- Provided records -
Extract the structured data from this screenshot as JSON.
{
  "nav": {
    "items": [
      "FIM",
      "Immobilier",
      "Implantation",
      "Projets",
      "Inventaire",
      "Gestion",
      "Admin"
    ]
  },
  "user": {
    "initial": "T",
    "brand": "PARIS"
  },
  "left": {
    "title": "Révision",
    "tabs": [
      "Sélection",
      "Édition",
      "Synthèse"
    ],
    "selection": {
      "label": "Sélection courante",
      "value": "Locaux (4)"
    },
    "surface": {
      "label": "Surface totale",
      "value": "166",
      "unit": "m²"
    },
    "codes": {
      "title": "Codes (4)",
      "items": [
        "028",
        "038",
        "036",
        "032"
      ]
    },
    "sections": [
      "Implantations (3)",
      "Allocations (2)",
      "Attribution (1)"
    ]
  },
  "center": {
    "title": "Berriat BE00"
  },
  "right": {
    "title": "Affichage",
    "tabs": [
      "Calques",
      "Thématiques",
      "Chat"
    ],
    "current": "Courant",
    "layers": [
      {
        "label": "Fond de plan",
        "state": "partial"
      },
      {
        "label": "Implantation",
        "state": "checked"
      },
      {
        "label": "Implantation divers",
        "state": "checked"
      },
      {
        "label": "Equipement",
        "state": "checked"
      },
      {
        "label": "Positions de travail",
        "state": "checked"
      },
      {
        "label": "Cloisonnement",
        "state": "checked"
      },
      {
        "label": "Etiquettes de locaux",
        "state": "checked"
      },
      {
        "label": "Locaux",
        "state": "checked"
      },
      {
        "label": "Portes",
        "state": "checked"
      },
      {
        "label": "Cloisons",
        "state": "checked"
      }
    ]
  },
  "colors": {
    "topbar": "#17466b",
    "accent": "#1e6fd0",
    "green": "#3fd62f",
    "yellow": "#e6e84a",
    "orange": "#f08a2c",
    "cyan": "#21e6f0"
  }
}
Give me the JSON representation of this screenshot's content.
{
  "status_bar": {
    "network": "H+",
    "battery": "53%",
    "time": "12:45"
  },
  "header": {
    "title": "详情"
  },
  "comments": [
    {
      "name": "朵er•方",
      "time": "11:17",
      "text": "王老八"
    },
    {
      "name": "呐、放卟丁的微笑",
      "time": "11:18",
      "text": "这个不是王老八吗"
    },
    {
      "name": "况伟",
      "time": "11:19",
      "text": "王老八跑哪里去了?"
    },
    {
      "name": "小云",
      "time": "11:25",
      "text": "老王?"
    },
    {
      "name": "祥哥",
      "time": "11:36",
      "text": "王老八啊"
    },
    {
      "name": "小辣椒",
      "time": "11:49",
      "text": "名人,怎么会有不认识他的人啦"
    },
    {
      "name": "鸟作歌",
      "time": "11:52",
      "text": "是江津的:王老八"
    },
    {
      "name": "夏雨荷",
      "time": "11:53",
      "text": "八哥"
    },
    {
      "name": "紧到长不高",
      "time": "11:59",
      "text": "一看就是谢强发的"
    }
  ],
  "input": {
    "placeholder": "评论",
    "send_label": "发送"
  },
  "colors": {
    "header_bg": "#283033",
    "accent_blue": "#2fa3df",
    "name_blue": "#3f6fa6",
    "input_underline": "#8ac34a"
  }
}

- The request -
Reproduce each line verbatim.

- Response to the exercise -
Extract the structured data from this screenshot as JSON.
{
  "nav": {
    "items": [
      "FIM",
      "Immobilier",
      "Implantation",
      "Projets",
      "Inventaire",
      "Gestion",
      "Admin"
    ]
  },
  "user": {
    "initial": "T",
    "brand": "PARIS"
  },
  "left": {
    "title": "Révision",
    "tabs": [
      "Sélection",
      "Édition",
      "Synthèse"
    ],
    "selection": {
      "label": "Sélection courante",
      "value": "Locaux (4)"
    },
    "surface": {
      "label": "Surface totale",
      "value": "166",
      "unit": "m²"
    },
    "codes": {
      "title": "Codes (4)",
      "items": [
        "028",
        "038",
        "036",
        "032"
      ]
    },
    "sections": [
      "Implantations (3)",
      "Allocations (2)",
      "Attribution (1)"
    ]
  },
  "center": {
    "title": "Berriat BE00"
  },
  "right": {
    "title": "Affichage",
    "tabs": [
      "Calques",
      "Thématiques",
      "Chat"
    ],
    "current": "Courant",
    "layers": [
      {
        "label": "Fond de plan",
        "state": "partial"
      },
      {
        "label": "Implantation",
        "state": "checked"
      },
      {
        "label": "Implantation divers",
        "state": "checked"
      },
      {
        "label": "Equipement",
        "state": "checked"
      },
      {
        "label": "Positions de travail",
        "state": "checked"
      },
      {
        "label": "Cloisonnement",
        "state": "checked"
      },
      {
        "label": "Etiquettes de locaux",
        "state": "checked"
      },
      {
        "label": "Locaux",
        "state": "checked"
      },
      {
        "label": "Portes",
        "state": "checked"
      },
      {
        "label": "Cloisons",
        "state": "checked"
      }
    ]
  },
  "colors": {
    "topbar": "#17466b",
    "accent": "#1e6fd0",
    "green": "#3fd62f",
    "yellow": "#e6e84a",
    "orange": "#f08a2c",
    "cyan": "#21e6f0"
  }
}
Give me the JSON representation of this screenshot's content.
{
  "status_bar": {
    "network": "H+",
    "battery": "53%",
    "time": "12:45"
  },
  "header": {
    "title": "详情"
  },
  "comments": [
    {
      "name": "朵er•方",
      "time": "11:17",
      "text": "王老八"
    },
    {
      "name": "呐、放卟丁的微笑",
      "time": "11:18",
      "text": "这个不是王老八吗"
    },
    {
      "name": "况伟",
      "time": "11:19",
      "text": "王老八跑哪里去了?"
    },
    {
      "name": "小云",
      "time": "11:25",
      "text": "老王?"
    },
    {
      "name": "祥哥",
      "time": "11:36",
      "text": "王老八啊"
    },
    {
      "name": "小辣椒",
      "time": "11:49",
      "text": "名人,怎么会有不认识他的人啦"
    },
    {
      "name": "鸟作歌",
      "time": "11:52",
      "text": "是江津的:王老八"
    },
    {
      "name": "夏雨荷",
      "time": "11:53",
      "text": "八哥"
    },
    {
      "name": "紧到长不高",
      "time": "11:59",
      "text": "一看就是谢强发的"
    }
  ],
  "input": {
    "placeholder": "评论",
    "send_label": "发送"
  },
  "colors": {
    "header_bg": "#283033",
    "accent_blue": "#2fa3df",
    "name_blue": "#3f6fa6",
    "input_underline": "#8ac34a"
  }
}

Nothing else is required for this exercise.